Material provided:
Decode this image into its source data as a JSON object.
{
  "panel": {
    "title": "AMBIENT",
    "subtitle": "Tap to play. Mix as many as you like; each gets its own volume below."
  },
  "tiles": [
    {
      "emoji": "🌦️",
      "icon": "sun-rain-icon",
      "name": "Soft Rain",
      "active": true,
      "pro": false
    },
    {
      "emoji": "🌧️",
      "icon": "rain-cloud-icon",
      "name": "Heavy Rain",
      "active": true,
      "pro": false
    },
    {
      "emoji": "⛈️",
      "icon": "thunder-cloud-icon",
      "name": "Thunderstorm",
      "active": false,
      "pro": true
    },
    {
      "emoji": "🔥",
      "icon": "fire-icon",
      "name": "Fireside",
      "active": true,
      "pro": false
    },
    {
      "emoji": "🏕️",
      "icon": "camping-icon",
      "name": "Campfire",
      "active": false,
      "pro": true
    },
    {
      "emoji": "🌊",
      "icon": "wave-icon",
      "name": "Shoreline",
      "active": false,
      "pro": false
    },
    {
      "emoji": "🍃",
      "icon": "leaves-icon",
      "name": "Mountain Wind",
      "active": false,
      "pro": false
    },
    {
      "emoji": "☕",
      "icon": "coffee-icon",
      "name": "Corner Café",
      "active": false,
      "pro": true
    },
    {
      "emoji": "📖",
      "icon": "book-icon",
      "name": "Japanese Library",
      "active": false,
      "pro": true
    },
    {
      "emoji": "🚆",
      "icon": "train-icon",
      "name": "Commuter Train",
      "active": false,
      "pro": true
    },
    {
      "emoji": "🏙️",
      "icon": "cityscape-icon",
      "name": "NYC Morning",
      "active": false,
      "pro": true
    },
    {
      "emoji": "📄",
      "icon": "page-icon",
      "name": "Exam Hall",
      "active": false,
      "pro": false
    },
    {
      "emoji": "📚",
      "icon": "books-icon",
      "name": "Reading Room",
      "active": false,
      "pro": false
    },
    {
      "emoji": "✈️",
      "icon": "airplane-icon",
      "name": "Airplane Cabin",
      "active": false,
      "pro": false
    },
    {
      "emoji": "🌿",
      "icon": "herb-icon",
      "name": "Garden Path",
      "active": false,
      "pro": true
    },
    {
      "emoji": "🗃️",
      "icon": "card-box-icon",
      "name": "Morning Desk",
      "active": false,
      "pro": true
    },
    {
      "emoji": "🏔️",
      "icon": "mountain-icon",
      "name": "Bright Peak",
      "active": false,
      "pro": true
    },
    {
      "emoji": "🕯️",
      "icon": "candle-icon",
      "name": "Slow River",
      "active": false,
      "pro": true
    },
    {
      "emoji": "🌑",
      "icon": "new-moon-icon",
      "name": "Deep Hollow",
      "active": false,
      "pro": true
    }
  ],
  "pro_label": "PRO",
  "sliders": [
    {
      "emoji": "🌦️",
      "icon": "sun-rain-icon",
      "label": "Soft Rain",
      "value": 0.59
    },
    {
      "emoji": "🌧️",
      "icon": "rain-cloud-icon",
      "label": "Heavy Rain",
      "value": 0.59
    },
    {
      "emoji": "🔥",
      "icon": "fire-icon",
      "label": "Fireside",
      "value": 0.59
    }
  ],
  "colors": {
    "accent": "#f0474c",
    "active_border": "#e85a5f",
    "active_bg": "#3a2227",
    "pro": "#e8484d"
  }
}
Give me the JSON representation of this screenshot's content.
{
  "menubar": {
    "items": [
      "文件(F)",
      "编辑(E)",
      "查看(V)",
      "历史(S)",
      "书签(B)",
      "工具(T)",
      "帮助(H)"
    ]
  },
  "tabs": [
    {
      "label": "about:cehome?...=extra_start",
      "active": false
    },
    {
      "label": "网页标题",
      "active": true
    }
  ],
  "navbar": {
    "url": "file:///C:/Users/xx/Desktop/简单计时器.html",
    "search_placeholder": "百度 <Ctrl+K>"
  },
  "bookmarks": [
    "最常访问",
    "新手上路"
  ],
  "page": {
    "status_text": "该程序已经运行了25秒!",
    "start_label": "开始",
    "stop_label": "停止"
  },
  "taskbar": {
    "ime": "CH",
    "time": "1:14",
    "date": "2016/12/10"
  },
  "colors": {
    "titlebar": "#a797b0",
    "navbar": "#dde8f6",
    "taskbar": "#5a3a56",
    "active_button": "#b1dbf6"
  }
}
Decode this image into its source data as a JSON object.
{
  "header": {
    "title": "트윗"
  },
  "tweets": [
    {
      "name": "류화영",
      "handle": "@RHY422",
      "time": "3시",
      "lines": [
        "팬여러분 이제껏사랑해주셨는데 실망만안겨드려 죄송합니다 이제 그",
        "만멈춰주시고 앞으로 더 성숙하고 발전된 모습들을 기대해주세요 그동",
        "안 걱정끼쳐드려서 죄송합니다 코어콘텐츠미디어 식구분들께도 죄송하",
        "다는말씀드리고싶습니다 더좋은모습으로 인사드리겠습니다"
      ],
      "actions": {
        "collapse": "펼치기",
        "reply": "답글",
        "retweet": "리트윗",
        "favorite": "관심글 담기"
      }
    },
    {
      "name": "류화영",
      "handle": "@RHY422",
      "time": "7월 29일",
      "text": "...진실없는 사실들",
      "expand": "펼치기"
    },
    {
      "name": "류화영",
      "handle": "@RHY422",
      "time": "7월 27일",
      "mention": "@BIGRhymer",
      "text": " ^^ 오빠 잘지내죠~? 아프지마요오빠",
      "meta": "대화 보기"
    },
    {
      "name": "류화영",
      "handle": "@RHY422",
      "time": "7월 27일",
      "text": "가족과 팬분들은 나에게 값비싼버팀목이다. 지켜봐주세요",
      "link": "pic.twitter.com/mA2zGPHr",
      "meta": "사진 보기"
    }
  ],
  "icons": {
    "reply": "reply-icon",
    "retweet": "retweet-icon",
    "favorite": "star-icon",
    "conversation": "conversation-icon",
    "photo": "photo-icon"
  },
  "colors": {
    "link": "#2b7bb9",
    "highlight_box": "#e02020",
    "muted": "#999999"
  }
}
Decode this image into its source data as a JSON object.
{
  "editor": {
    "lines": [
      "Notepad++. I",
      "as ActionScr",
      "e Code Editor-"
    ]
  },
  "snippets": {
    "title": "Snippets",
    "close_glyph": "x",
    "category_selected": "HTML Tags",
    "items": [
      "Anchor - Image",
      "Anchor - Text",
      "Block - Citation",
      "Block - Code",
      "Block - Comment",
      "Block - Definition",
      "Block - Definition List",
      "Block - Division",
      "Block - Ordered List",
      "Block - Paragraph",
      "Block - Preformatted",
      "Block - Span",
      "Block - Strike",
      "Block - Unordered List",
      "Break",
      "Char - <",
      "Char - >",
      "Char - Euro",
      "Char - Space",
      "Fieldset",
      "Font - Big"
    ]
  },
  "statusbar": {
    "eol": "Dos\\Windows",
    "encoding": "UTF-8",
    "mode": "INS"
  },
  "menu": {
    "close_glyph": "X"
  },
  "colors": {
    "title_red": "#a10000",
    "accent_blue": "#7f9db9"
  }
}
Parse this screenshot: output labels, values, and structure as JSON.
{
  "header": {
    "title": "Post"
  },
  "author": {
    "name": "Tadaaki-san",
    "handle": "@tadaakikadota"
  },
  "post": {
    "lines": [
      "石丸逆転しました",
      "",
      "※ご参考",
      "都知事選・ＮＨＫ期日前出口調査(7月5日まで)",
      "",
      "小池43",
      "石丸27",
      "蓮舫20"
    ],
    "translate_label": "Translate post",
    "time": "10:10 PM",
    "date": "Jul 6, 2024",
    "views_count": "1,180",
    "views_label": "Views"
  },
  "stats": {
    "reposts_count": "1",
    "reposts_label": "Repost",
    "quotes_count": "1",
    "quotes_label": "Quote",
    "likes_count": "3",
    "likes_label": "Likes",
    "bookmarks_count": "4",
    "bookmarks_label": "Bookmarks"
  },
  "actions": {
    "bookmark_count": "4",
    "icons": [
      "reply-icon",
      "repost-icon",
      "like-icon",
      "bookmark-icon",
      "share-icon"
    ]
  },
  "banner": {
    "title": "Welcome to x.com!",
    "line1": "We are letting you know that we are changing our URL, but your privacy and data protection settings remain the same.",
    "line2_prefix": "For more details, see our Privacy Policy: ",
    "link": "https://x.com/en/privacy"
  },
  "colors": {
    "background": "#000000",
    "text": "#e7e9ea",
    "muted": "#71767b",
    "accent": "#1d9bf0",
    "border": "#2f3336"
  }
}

Requirements:
The records are above. How many lines in them contain the word "screenshot"? Give the number alone.

Response for this exercise:
2